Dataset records
»»
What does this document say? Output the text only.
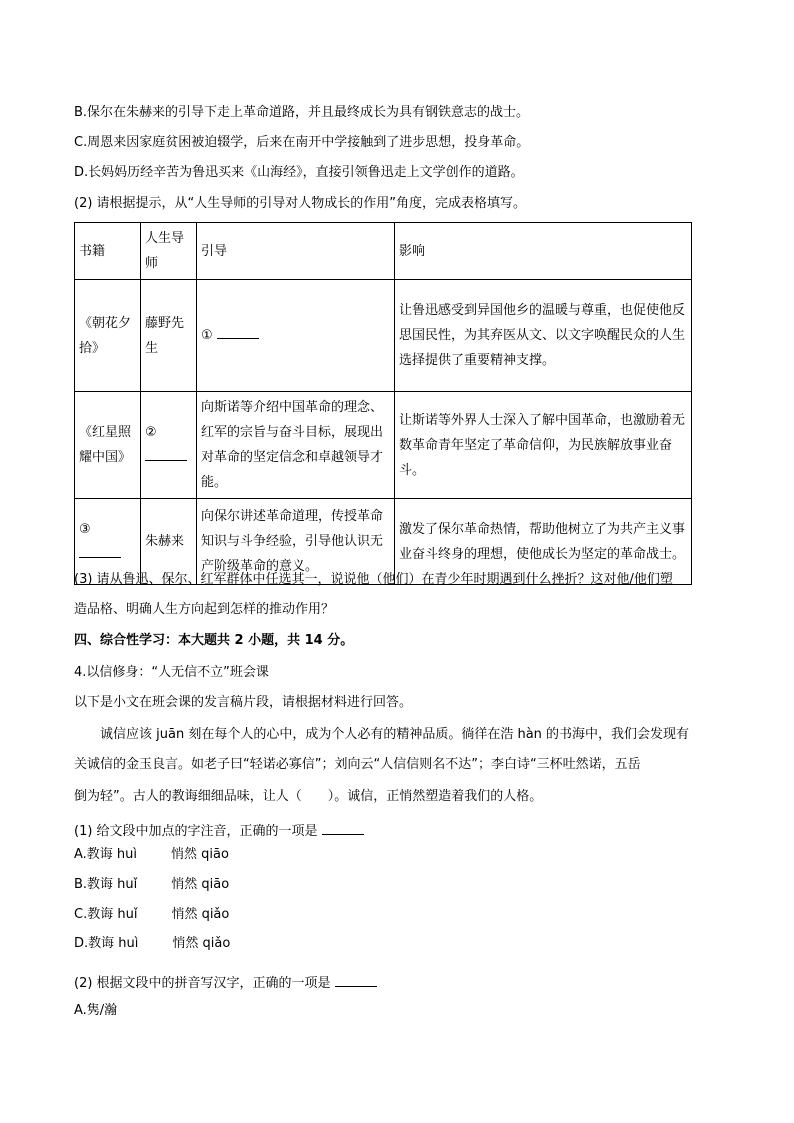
B.保尔在朱赫来的引导下走上革命道路，并且最终成长为具有钢铁意志的战士。
C.周恩来因家庭贫困被迫辍学，后来在南开中学接触到了进步思想，投身革命。
D.长妈妈历经辛苦为鲁迅买来《山海经》，直接引领鲁迅走上文学创作的道路。
(2) 请根据提示，从“人生导师的引导对人物成长的作用”角度，完成表格填写。
书籍	人生导师	引导	影响
《朝花夕拾》	藤野先生	①	让鲁迅感受到异国他乡的温暖与尊重，也促使他反思国民性，为其弃医从文、以文字唤醒民众的人生选择提供了重要精神支撑。
《红星照耀中国》	②	向斯诺等介绍中国革命的理念、红军的宗旨与奋斗目标，展现出对革命的坚定信念和卓越领导才能。	让斯诺等外界人士深入了解中国革命，也激励着无数革命青年坚定了革命信仰，为民族解放事业奋斗。
③	朱赫来	向保尔讲述革命道理，传授革命知识与斗争经验，引导他认识无产阶级革命的意义。	激发了保尔革命热情，帮助他树立了为共产主义事业奋斗终身的理想，使他成长为坚定的革命战士。
(3) 请从鲁迅、保尔、红军群体中任选其一，说说他（他们）在青少年时期遇到什么挫折？这对他/他们塑
造品格、明确人生方向起到怎样的推动作用？
四、综合性学习：本大题共 2 小题，共 14 分。
4.以信修身：“人无信不立”班会课
以下是小文在班会课的发言稿片段，请根据材料进行回答。
诚信应该 juān 刻在每个人的心中，成为个人必有的精神品质。徜徉在浩 hàn 的书海中，我们会发现有
关诚信的金玉良言。如老子曰“轻诺必寡信”；刘向云“人信信则名不达”；李白诗“三杯吐然诺，五岳
倒为轻”。古人的教诲细细品味，让人（　　）。诚信，正悄然塑造着我们的人格。
(1) 给文段中加点的字注音，正确的一项是
A.教诲 huì	悄然 qiāo
B.教诲 huǐ	悄然 qiāo
C.教诲 huǐ	悄然 qiǎo
D.教诲 huì	悄然 qiǎo
(2) 根据文段中的拼音写汉字，正确的一项是
A.隽/瀚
««
• _Problem details_
Where a line above includes "正确的一项是", copy that line.

• _Written response_
(1) 给文段中加点的字注音，正确的一项是
(2) 根据文段中的拼音写汉字，正确的一项是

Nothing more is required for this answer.